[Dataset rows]
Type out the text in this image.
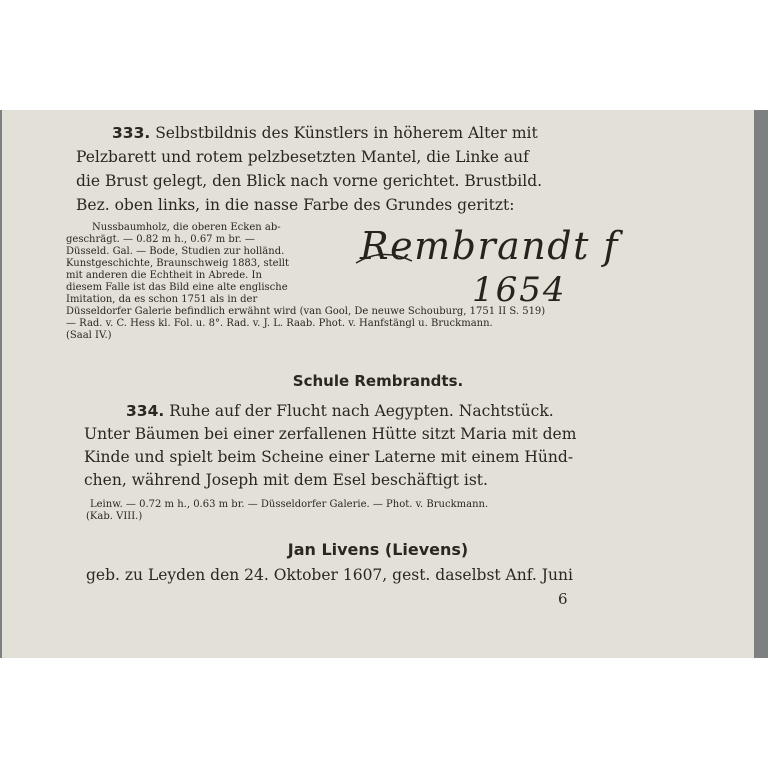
333. Selbstbildnis des Künstlers in höherem Alter mit
Pelzbarett und rotem pelzbesetzten Mantel, die Linke auf
die Brust gelegt, den Blick nach vorne gerichtet. Brustbild.
Bez. oben links, in die nasse Farbe des Grundes geritzt:
Nussbaumholz, die oberen Ecken ab-
geschrägt. — 0.82 m h., 0.67 m br. —
Düsseld. Gal. — Bode, Studien zur holländ.
Kunstgeschichte, Braunschweig 1883, stellt
mit anderen die Echtheit in Abrede. In
diesem Falle ist das Bild eine alte englische
Imitation, da es schon 1751 als in der
Düsseldorfer Galerie befindlich erwähnt wird (van Gool, De neuwe Schouburg, 1751 II S. 519)
— Rad. v. C. Hess kl. Fol. u. 8°. Rad. v. J. L. Raab. Phot. v. Hanfstängl u. Bruckmann.
(Saal IV.)
Rembrandt f
1654
Schule Rembrandts.
334. Ruhe auf der Flucht nach Aegypten. Nachtstück.
Unter Bäumen bei einer zerfallenen Hütte sitzt Maria mit dem
Kinde und spielt beim Scheine einer Laterne mit einem Hünd-
chen, während Joseph mit dem Esel beschäftigt ist.
Leinw. — 0.72 m h., 0.63 m br. — Düsseldorfer Galerie. — Phot. v. Bruckmann.
(Kab. VIII.)
Jan Livens (Lievens)
geb. zu Leyden den 24. Oktober 1607, gest. daselbst Anf. Juni
6
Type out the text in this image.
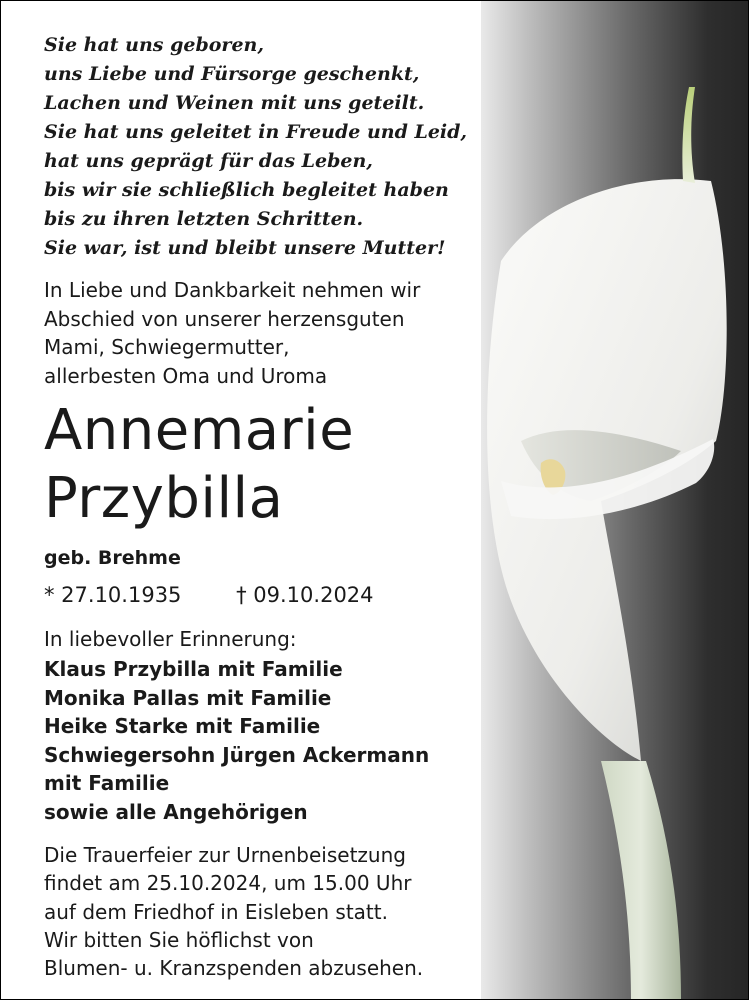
Sie hat uns geboren,
uns Liebe und Fürsorge geschenkt,
Lachen und Weinen mit uns geteilt.
Sie hat uns geleitet in Freude und Leid,
hat uns geprägt für das Leben,
bis wir sie schließlich begleitet haben
bis zu ihren letzten Schritten.
Sie war, ist und bleibt unsere Mutter!
In Liebe und Dankbarkeit nehmen wir
Abschied von unserer herzensguten
Mami, Schwiegermutter,
allerbesten Oma und Uroma
Annemarie
Przybilla
geb. Brehme
* 27.10.1935	† 09.10.2024
In liebevoller Erinnerung:
Klaus Przybilla mit Familie
Monika Pallas mit Familie
Heike Starke mit Familie
Schwiegersohn Jürgen Ackermann
mit Familie
sowie alle Angehörigen
Die Trauerfeier zur Urnenbeisetzung
findet am 25.10.2024, um 15.00 Uhr
auf dem Friedhof in Eisleben statt.
Wir bitten Sie höflichst von
Blumen- u. Kranzspenden abzusehen.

> **Work to be completed**
Return all lines containing the word "Düsseldorfer".

> **In response**
Düsseldorfer Galerie befindlich erwähnt wird (van Gool, De neuwe Schouburg, 1751 II S. 519)
Leinw. — 0.72 m h., 0.63 m br. — Düsseldorfer Galerie. — Phot. v. Bruckmann.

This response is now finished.